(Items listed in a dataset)
◆ ◆ ◆ ◆
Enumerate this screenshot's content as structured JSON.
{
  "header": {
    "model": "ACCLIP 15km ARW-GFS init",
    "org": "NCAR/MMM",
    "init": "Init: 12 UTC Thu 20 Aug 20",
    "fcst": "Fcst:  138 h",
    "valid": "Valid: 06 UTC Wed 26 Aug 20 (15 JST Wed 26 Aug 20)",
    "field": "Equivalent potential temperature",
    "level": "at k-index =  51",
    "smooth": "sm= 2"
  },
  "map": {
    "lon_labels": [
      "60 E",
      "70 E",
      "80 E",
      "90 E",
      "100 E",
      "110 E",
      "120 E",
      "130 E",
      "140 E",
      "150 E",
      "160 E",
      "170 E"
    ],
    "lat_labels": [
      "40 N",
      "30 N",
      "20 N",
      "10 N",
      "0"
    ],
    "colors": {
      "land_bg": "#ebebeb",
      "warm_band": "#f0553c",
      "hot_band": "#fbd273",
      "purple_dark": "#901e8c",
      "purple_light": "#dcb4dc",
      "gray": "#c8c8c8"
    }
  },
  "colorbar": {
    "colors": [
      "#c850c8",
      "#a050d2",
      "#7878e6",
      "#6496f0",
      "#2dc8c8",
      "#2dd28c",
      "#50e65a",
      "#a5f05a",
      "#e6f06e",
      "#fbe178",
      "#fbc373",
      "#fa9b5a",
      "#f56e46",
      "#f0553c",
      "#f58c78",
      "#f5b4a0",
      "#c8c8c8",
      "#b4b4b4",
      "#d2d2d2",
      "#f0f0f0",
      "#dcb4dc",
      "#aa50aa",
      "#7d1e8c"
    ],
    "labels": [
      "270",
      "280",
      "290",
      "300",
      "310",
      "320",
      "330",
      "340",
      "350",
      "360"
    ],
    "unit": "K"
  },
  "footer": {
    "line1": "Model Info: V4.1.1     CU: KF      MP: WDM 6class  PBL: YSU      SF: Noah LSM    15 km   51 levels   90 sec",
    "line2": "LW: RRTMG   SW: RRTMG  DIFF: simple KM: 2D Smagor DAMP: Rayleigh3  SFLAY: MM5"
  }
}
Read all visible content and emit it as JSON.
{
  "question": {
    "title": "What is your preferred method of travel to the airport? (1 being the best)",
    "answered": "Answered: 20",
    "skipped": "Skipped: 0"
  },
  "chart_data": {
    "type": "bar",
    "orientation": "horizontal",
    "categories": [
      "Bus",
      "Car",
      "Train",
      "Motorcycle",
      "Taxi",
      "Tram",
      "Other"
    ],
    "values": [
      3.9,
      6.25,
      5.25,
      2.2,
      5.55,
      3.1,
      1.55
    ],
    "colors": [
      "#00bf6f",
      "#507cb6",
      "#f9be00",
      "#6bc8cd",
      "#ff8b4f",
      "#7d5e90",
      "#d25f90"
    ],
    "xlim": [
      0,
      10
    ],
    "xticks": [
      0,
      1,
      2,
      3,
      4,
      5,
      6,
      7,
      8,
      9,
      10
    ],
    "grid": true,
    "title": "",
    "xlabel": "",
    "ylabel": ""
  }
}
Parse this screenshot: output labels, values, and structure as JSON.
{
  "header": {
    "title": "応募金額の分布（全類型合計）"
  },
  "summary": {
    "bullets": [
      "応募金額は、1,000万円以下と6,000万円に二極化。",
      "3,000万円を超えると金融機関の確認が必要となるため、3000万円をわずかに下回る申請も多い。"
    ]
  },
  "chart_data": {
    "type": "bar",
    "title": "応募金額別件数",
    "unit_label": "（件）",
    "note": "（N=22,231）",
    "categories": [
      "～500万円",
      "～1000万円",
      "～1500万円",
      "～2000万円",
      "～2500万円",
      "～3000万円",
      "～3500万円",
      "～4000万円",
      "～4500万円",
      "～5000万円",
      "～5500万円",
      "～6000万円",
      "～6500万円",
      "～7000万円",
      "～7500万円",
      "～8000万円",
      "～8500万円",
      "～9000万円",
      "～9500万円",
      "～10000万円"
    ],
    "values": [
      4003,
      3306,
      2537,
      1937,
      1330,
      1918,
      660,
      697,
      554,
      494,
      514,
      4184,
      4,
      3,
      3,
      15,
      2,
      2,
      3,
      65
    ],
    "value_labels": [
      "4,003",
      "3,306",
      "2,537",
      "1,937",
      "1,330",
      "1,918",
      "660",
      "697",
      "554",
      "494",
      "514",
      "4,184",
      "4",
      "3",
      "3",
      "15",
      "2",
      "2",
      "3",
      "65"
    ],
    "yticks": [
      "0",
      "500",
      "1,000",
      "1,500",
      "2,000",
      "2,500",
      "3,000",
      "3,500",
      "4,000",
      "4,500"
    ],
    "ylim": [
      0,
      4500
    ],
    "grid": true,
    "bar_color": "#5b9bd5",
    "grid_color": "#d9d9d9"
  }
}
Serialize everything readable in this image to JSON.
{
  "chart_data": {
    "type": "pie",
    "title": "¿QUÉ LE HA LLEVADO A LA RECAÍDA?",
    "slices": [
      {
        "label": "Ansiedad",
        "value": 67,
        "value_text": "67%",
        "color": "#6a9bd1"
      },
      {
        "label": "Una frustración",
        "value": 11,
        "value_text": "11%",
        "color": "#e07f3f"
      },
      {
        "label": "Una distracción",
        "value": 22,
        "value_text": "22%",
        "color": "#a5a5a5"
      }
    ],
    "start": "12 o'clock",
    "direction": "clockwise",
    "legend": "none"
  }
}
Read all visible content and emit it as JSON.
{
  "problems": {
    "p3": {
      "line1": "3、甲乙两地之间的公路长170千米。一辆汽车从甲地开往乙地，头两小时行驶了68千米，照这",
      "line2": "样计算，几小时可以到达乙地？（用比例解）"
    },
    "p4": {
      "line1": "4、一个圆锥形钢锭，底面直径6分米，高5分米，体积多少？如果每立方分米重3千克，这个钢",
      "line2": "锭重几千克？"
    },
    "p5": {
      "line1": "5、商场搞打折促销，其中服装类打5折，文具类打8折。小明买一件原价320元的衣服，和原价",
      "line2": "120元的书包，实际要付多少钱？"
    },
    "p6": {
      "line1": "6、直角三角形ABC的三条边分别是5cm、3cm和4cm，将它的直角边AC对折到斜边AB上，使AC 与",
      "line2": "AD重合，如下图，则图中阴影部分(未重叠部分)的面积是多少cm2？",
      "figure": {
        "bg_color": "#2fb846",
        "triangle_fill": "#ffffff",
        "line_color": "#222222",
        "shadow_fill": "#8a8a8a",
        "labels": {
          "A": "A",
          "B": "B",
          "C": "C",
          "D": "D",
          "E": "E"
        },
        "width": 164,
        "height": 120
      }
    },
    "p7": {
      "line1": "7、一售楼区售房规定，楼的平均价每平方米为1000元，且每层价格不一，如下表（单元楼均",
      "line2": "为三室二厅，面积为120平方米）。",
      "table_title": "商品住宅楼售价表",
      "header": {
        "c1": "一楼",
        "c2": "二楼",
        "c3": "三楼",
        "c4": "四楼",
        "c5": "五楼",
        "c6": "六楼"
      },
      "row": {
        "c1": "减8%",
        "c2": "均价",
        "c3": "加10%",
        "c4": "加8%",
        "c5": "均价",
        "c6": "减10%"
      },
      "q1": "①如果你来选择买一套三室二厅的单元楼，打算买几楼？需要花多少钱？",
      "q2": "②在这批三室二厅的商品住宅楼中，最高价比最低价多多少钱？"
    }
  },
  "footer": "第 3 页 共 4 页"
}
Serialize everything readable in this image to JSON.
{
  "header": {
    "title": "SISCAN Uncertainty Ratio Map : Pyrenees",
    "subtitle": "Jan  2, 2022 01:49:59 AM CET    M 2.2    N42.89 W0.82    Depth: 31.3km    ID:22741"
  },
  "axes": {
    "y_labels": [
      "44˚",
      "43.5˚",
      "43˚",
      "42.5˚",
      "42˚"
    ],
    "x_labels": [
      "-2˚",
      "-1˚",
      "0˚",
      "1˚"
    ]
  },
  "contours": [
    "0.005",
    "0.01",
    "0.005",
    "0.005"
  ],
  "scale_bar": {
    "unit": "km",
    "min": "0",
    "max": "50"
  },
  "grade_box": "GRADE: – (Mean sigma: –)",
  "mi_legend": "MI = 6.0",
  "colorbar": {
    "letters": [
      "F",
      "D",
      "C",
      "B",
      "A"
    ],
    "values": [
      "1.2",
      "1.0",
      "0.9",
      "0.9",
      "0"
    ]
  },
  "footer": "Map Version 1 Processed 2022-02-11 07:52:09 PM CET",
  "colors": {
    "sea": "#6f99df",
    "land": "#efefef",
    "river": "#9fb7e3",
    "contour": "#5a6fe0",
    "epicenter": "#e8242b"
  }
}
◆ ◆ ◆ ◆
Stated problem: Scan the listing above for the word "footer" and copy every line that holds it.

Result below:
  "footer": {
  "footer": "第 3 页 共 4 页"
  "footer": "Map Version 1 Processed 2022-02-11 07:52:09 PM CET",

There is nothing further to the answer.